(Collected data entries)
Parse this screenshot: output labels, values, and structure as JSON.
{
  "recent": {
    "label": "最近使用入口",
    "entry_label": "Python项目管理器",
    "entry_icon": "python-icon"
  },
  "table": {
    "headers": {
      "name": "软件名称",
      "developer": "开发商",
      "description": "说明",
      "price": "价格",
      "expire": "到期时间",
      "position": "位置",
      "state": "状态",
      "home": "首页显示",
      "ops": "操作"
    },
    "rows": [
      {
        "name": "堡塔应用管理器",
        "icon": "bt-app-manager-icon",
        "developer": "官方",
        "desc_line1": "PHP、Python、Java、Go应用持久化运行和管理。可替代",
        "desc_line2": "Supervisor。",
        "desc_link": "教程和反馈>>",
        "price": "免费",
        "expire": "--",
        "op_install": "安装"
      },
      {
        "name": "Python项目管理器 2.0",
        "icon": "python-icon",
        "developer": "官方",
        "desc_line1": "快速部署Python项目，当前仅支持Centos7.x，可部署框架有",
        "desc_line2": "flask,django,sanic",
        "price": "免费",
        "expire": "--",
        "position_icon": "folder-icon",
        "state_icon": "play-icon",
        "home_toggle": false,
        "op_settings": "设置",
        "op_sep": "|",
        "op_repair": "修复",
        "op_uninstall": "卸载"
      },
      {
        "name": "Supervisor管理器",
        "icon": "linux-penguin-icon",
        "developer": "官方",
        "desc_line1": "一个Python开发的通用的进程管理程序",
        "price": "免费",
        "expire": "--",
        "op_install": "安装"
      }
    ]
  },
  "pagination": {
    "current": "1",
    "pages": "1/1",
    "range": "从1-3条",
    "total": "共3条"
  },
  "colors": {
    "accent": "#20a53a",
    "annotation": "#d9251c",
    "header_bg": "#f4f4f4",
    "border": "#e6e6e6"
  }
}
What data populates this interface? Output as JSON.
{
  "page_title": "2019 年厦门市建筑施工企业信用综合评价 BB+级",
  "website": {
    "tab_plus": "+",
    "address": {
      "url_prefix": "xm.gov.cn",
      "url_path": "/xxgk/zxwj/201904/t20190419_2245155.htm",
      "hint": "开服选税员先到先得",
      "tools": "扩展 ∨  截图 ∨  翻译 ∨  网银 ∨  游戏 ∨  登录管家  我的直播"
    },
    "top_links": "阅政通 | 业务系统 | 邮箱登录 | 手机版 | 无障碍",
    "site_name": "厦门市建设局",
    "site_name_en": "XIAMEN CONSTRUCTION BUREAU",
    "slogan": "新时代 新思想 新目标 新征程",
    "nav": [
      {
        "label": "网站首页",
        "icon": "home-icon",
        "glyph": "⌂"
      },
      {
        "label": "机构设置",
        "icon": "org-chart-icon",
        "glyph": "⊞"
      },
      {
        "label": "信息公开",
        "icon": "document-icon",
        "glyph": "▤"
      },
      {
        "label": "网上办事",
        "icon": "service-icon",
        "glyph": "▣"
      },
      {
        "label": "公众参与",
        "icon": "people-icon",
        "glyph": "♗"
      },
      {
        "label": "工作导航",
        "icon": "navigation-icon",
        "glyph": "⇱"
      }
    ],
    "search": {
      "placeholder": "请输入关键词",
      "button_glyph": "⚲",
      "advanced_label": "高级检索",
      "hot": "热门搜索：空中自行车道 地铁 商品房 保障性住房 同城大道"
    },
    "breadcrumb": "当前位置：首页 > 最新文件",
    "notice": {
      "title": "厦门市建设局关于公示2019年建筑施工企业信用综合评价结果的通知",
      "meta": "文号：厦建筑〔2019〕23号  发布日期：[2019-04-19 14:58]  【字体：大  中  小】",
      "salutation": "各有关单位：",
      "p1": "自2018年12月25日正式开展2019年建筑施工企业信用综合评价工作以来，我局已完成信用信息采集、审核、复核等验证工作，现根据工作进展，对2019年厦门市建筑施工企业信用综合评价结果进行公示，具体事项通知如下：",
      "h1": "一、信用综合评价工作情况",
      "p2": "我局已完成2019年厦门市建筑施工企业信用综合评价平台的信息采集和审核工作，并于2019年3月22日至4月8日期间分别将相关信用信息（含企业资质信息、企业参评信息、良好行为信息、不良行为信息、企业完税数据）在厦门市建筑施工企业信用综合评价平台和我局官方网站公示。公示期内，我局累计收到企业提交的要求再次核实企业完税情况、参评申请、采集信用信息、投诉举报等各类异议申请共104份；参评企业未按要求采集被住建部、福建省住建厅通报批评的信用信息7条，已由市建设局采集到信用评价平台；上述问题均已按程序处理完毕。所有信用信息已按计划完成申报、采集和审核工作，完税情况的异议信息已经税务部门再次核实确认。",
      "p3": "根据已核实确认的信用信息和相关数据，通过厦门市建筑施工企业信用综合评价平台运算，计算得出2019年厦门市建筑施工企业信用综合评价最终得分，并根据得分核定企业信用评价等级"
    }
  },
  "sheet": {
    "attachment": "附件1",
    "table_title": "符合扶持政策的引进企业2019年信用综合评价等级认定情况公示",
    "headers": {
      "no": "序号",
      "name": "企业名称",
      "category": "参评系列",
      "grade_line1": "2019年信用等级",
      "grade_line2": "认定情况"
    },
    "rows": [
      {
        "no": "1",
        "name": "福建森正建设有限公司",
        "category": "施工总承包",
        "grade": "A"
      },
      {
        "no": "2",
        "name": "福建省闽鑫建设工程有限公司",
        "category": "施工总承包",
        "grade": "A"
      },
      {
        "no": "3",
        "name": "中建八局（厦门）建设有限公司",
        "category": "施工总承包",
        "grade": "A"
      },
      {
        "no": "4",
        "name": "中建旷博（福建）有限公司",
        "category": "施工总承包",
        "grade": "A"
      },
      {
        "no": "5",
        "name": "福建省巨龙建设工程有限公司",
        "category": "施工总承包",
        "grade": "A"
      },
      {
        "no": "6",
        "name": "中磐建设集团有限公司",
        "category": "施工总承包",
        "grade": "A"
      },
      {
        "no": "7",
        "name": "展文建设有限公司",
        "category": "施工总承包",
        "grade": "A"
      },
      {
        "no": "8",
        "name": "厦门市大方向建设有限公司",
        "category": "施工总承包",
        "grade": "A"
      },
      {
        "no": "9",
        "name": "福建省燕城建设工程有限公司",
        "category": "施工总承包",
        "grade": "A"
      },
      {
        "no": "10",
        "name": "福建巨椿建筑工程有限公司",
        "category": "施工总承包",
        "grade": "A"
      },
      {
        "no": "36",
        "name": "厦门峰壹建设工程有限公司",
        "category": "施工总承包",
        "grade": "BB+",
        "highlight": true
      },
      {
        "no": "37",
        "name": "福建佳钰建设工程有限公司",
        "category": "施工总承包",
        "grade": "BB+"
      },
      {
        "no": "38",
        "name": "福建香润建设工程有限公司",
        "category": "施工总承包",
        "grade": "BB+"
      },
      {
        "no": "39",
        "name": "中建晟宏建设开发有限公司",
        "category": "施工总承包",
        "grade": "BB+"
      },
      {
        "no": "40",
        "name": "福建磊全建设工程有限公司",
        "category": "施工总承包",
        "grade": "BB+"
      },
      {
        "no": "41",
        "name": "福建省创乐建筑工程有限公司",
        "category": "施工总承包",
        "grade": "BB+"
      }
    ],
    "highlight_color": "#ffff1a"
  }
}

---

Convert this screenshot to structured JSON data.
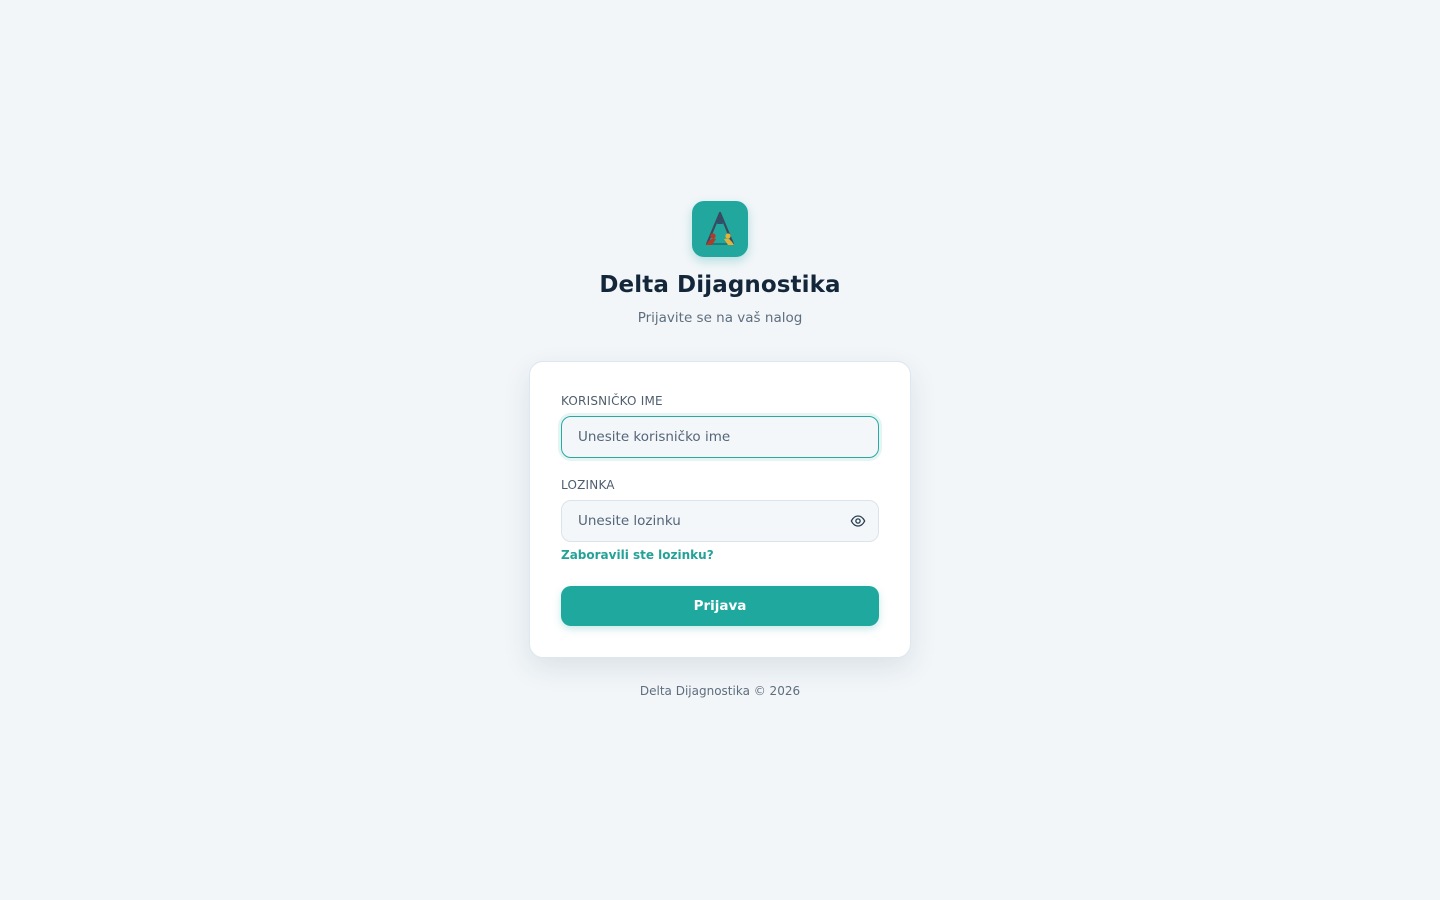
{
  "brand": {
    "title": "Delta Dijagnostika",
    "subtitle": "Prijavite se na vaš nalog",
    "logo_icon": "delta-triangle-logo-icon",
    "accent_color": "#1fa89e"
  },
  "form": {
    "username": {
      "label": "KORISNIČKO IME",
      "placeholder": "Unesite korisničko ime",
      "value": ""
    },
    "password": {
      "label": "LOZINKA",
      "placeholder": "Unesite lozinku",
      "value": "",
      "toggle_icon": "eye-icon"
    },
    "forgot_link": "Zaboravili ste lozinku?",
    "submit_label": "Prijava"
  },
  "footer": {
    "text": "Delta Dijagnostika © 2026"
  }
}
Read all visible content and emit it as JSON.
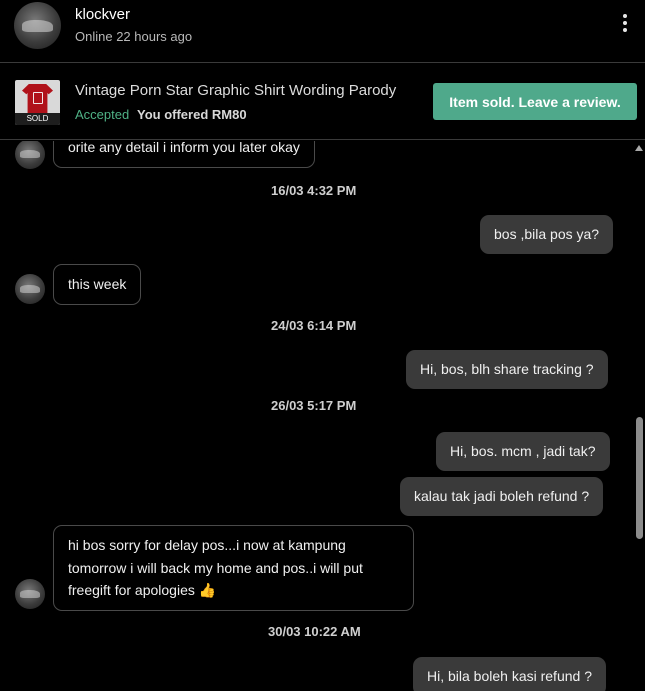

=== What is asked ===
Start at the line containing "Convert this screenshot" and stop at the line containing "Read all visible content and emit it as JSON."; transcribe those lines exactly, skipping pictures.

=== Result below ===
Convert this screenshot to structured JSON data.
{
  "brand": {
    "title": "Delta Dijagnostika",
    "subtitle": "Prijavite se na vaš nalog",
    "logo_icon": "delta-triangle-logo-icon",
    "accent_color": "#1fa89e"
  },
  "form": {
    "username": {
      "label": "KORISNIČKO IME",
      "placeholder": "Unesite korisničko ime",
      "value": ""
    },
    "password": {
      "label": "LOZINKA",
      "placeholder": "Unesite lozinku",
      "value": "",
      "toggle_icon": "eye-icon"
    },
    "forgot_link": "Zaboravili ste lozinku?",
    "submit_label": "Prijava"
  },
  "footer": {
    "text": "Delta Dijagnostika © 2026"
  }
}
Read all visible content and emit it as JSON.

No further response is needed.